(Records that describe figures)
-- begin --

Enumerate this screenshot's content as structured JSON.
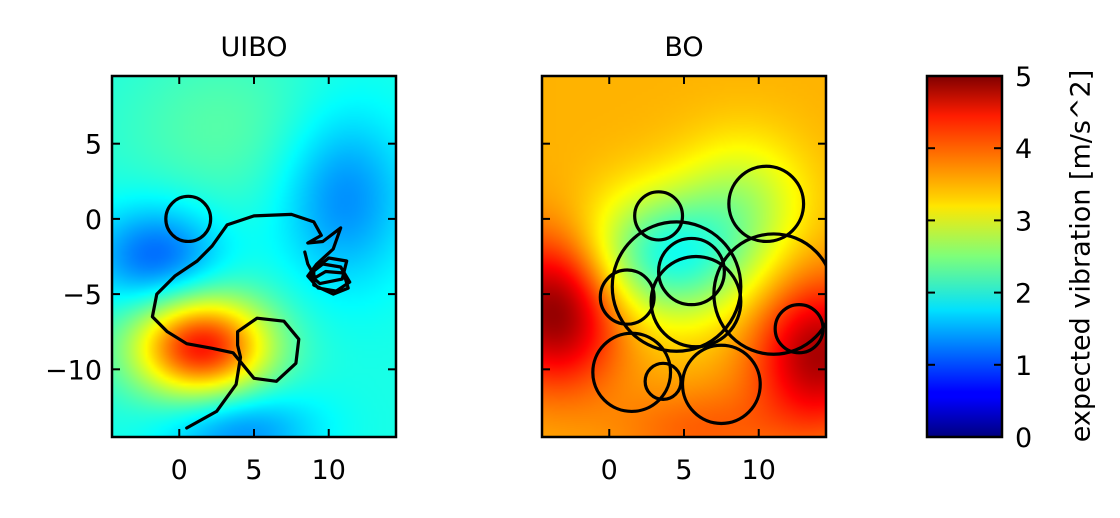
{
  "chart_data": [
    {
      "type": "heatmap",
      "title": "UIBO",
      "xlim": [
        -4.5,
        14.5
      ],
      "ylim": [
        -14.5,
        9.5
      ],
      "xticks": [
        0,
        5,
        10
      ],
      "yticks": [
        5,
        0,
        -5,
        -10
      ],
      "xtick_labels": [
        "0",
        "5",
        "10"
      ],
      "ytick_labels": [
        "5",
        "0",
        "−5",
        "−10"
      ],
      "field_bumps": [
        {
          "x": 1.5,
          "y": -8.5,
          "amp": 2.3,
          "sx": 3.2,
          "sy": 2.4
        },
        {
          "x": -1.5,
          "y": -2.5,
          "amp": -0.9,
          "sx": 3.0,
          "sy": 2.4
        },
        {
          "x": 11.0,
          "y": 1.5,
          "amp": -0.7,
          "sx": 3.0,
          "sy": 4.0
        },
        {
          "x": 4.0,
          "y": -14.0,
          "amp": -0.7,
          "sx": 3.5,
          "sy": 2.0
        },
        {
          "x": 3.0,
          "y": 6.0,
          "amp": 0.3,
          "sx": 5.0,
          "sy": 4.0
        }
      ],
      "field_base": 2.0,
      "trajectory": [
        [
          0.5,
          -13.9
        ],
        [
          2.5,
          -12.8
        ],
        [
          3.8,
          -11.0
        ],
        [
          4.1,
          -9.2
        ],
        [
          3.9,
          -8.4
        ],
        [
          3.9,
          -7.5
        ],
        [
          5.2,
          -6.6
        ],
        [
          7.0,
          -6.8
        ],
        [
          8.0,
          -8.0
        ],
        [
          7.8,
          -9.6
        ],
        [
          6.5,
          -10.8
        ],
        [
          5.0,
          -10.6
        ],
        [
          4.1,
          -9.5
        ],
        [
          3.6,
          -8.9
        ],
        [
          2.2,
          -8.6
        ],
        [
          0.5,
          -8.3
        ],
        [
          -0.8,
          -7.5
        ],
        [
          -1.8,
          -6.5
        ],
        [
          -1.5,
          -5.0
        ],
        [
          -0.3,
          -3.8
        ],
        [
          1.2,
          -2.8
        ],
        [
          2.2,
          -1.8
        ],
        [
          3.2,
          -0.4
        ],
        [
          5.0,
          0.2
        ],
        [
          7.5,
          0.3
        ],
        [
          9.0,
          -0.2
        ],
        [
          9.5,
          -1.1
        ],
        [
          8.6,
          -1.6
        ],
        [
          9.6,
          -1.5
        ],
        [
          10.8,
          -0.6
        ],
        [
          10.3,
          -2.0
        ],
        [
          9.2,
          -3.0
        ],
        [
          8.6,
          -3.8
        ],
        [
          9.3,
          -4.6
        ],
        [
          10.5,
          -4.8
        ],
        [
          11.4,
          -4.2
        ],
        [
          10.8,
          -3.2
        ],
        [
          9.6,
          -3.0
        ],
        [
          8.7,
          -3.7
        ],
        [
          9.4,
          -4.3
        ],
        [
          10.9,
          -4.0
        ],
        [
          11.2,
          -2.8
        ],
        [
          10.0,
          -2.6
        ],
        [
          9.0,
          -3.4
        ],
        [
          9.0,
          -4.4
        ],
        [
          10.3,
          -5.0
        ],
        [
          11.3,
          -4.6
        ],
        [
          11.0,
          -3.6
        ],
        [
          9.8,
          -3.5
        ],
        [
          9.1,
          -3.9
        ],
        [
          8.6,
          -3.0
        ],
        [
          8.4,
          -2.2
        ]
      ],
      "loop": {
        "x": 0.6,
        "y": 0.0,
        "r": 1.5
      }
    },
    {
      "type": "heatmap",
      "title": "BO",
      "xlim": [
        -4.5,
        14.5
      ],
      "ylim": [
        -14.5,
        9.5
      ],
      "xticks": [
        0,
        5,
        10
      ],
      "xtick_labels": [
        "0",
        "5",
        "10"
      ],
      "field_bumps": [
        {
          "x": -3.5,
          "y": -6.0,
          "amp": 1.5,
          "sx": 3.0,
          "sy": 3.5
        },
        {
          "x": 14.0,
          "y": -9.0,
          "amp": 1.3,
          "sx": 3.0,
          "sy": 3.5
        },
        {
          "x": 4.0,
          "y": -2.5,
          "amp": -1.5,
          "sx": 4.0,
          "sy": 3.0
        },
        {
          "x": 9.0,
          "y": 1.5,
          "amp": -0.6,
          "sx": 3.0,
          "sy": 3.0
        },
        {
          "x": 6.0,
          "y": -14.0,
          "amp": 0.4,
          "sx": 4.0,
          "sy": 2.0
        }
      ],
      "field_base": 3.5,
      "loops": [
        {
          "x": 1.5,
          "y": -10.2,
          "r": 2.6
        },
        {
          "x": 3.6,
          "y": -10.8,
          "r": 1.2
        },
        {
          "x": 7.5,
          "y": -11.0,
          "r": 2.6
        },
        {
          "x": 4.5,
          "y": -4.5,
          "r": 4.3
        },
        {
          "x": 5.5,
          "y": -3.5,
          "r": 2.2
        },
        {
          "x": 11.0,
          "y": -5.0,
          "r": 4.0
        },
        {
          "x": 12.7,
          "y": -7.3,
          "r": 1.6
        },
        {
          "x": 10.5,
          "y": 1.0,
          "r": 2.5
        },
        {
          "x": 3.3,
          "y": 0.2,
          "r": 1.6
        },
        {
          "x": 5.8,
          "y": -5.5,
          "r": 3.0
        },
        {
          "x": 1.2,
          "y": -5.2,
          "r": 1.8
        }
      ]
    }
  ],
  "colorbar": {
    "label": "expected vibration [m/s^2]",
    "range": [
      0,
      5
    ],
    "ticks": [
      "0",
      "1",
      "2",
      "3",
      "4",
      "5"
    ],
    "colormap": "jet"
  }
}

-- end --

● Problem
Reproduce every record above exactly, but leave out the pictures.

● Response
Enumerate this screenshot's content as structured JSON.
{
  "chart_data": [
    {
      "type": "heatmap",
      "title": "UIBO",
      "xlim": [
        -4.5,
        14.5
      ],
      "ylim": [
        -14.5,
        9.5
      ],
      "xticks": [
        0,
        5,
        10
      ],
      "yticks": [
        5,
        0,
        -5,
        -10
      ],
      "xtick_labels": [
        "0",
        "5",
        "10"
      ],
      "ytick_labels": [
        "5",
        "0",
        "−5",
        "−10"
      ],
      "field_bumps": [
        {
          "x": 1.5,
          "y": -8.5,
          "amp": 2.3,
          "sx": 3.2,
          "sy": 2.4
        },
        {
          "x": -1.5,
          "y": -2.5,
          "amp": -0.9,
          "sx": 3.0,
          "sy": 2.4
        },
        {
          "x": 11.0,
          "y": 1.5,
          "amp": -0.7,
          "sx": 3.0,
          "sy": 4.0
        },
        {
          "x": 4.0,
          "y": -14.0,
          "amp": -0.7,
          "sx": 3.5,
          "sy": 2.0
        },
        {
          "x": 3.0,
          "y": 6.0,
          "amp": 0.3,
          "sx": 5.0,
          "sy": 4.0
        }
      ],
      "field_base": 2.0,
      "trajectory": [
        [
          0.5,
          -13.9
        ],
        [
          2.5,
          -12.8
        ],
        [
          3.8,
          -11.0
        ],
        [
          4.1,
          -9.2
        ],
        [
          3.9,
          -8.4
        ],
        [
          3.9,
          -7.5
        ],
        [
          5.2,
          -6.6
        ],
        [
          7.0,
          -6.8
        ],
        [
          8.0,
          -8.0
        ],
        [
          7.8,
          -9.6
        ],
        [
          6.5,
          -10.8
        ],
        [
          5.0,
          -10.6
        ],
        [
          4.1,
          -9.5
        ],
        [
          3.6,
          -8.9
        ],
        [
          2.2,
          -8.6
        ],
        [
          0.5,
          -8.3
        ],
        [
          -0.8,
          -7.5
        ],
        [
          -1.8,
          -6.5
        ],
        [
          -1.5,
          -5.0
        ],
        [
          -0.3,
          -3.8
        ],
        [
          1.2,
          -2.8
        ],
        [
          2.2,
          -1.8
        ],
        [
          3.2,
          -0.4
        ],
        [
          5.0,
          0.2
        ],
        [
          7.5,
          0.3
        ],
        [
          9.0,
          -0.2
        ],
        [
          9.5,
          -1.1
        ],
        [
          8.6,
          -1.6
        ],
        [
          9.6,
          -1.5
        ],
        [
          10.8,
          -0.6
        ],
        [
          10.3,
          -2.0
        ],
        [
          9.2,
          -3.0
        ],
        [
          8.6,
          -3.8
        ],
        [
          9.3,
          -4.6
        ],
        [
          10.5,
          -4.8
        ],
        [
          11.4,
          -4.2
        ],
        [
          10.8,
          -3.2
        ],
        [
          9.6,
          -3.0
        ],
        [
          8.7,
          -3.7
        ],
        [
          9.4,
          -4.3
        ],
        [
          10.9,
          -4.0
        ],
        [
          11.2,
          -2.8
        ],
        [
          10.0,
          -2.6
        ],
        [
          9.0,
          -3.4
        ],
        [
          9.0,
          -4.4
        ],
        [
          10.3,
          -5.0
        ],
        [
          11.3,
          -4.6
        ],
        [
          11.0,
          -3.6
        ],
        [
          9.8,
          -3.5
        ],
        [
          9.1,
          -3.9
        ],
        [
          8.6,
          -3.0
        ],
        [
          8.4,
          -2.2
        ]
      ],
      "loop": {
        "x": 0.6,
        "y": 0.0,
        "r": 1.5
      }
    },
    {
      "type": "heatmap",
      "title": "BO",
      "xlim": [
        -4.5,
        14.5
      ],
      "ylim": [
        -14.5,
        9.5
      ],
      "xticks": [
        0,
        5,
        10
      ],
      "xtick_labels": [
        "0",
        "5",
        "10"
      ],
      "field_bumps": [
        {
          "x": -3.5,
          "y": -6.0,
          "amp": 1.5,
          "sx": 3.0,
          "sy": 3.5
        },
        {
          "x": 14.0,
          "y": -9.0,
          "amp": 1.3,
          "sx": 3.0,
          "sy": 3.5
        },
        {
          "x": 4.0,
          "y": -2.5,
          "amp": -1.5,
          "sx": 4.0,
          "sy": 3.0
        },
        {
          "x": 9.0,
          "y": 1.5,
          "amp": -0.6,
          "sx": 3.0,
          "sy": 3.0
        },
        {
          "x": 6.0,
          "y": -14.0,
          "amp": 0.4,
          "sx": 4.0,
          "sy": 2.0
        }
      ],
      "field_base": 3.5,
      "loops": [
        {
          "x": 1.5,
          "y": -10.2,
          "r": 2.6
        },
        {
          "x": 3.6,
          "y": -10.8,
          "r": 1.2
        },
        {
          "x": 7.5,
          "y": -11.0,
          "r": 2.6
        },
        {
          "x": 4.5,
          "y": -4.5,
          "r": 4.3
        },
        {
          "x": 5.5,
          "y": -3.5,
          "r": 2.2
        },
        {
          "x": 11.0,
          "y": -5.0,
          "r": 4.0
        },
        {
          "x": 12.7,
          "y": -7.3,
          "r": 1.6
        },
        {
          "x": 10.5,
          "y": 1.0,
          "r": 2.5
        },
        {
          "x": 3.3,
          "y": 0.2,
          "r": 1.6
        },
        {
          "x": 5.8,
          "y": -5.5,
          "r": 3.0
        },
        {
          "x": 1.2,
          "y": -5.2,
          "r": 1.8
        }
      ]
    }
  ],
  "colorbar": {
    "label": "expected vibration [m/s^2]",
    "range": [
      0,
      5
    ],
    "ticks": [
      "0",
      "1",
      "2",
      "3",
      "4",
      "5"
    ],
    "colormap": "jet"
  }
}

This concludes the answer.